WORK TO BE COMPLETED:
From the listing below, select every line where the word "чтобы" appears.

ENTRIES SHOWN:
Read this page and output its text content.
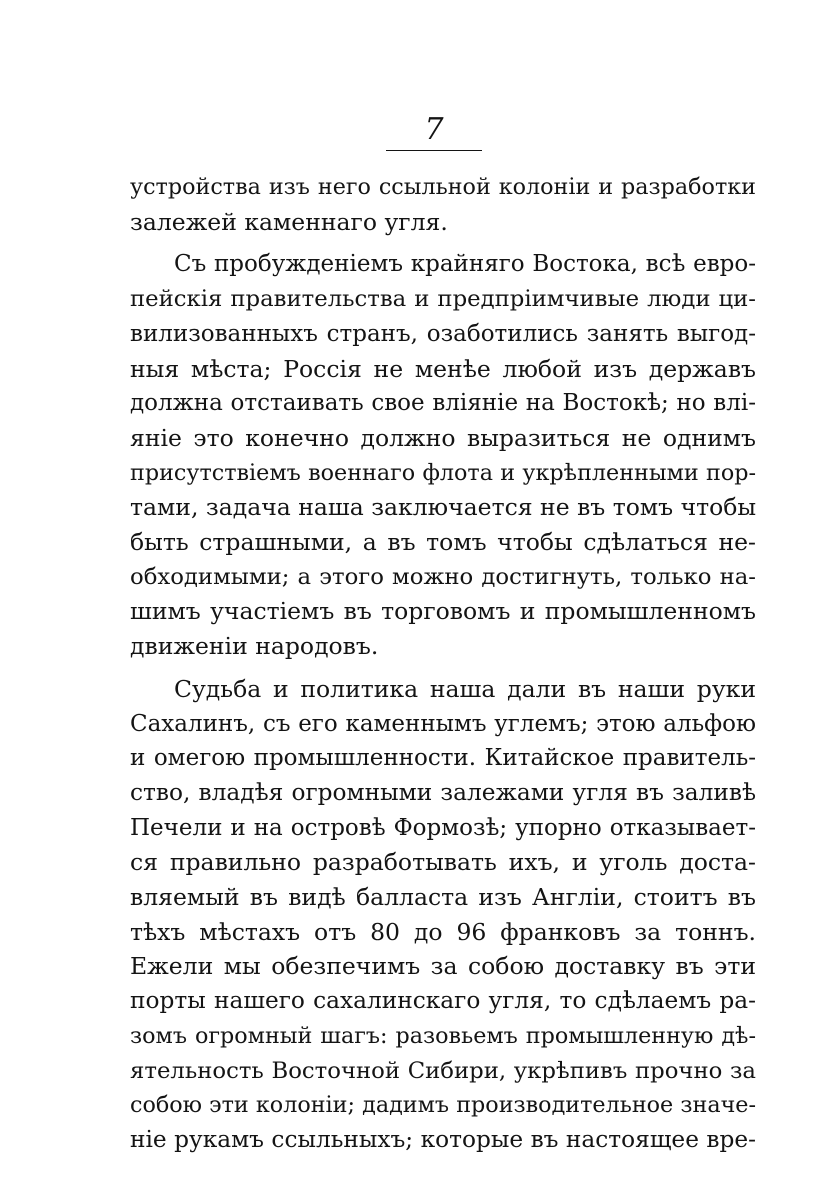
7
устройства изъ него ссыльной колоніи и разработки
залежей каменнаго угля.
Съ пробужденіемъ крайняго Востока, всѣ евро-
пейскія правительства и предпріимчивые люди ци-
вилизованныхъ странъ, озаботились занять выгод-
ныя мѣста; Россія не менѣе любой изъ державъ
должна отстаивать свое вліяніе на Востокѣ; но влі-
яніе это конечно должно выразиться не однимъ
присутствіемъ военнаго флота и укрѣпленными пор-
тами, задача наша заключается не въ томъ чтобы
быть страшными, а въ томъ чтобы сдѣлаться не-
обходимыми; а этого можно достигнуть, только на-
шимъ участіемъ въ торговомъ и промышленномъ
движеніи народовъ.
Судьба и политика наша дали въ наши руки
Сахалинъ, съ его каменнымъ углемъ; этою альфою
и омегою промышленности. Китайское правитель-
ство, владѣя огромными залежами угля въ заливѣ
Печели и на островѣ Формозѣ; упорно отказывает-
ся правильно разработывать ихъ, и уголь доста-
вляемый въ видѣ балласта изъ Англіи, стоитъ въ
тѣхъ мѣстахъ отъ 80 до 96 франковъ за тоннъ.
Ежели мы обезпечимъ за собою доставку въ эти
порты нашего сахалинскаго угля, то сдѣлаемъ ра-
зомъ огромный шагъ: разовьемъ промышленную дѣ-
ятельность Восточной Сибири, укрѣпивъ прочно за
собою эти колоніи; дадимъ производительное значе-
ніе рукамъ ссыльныхъ; которые въ настоящее вре-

WRITTEN REPLY:
тами, задача наша заключается не въ томъ чтобы
быть страшными, а въ томъ чтобы сдѣлаться не-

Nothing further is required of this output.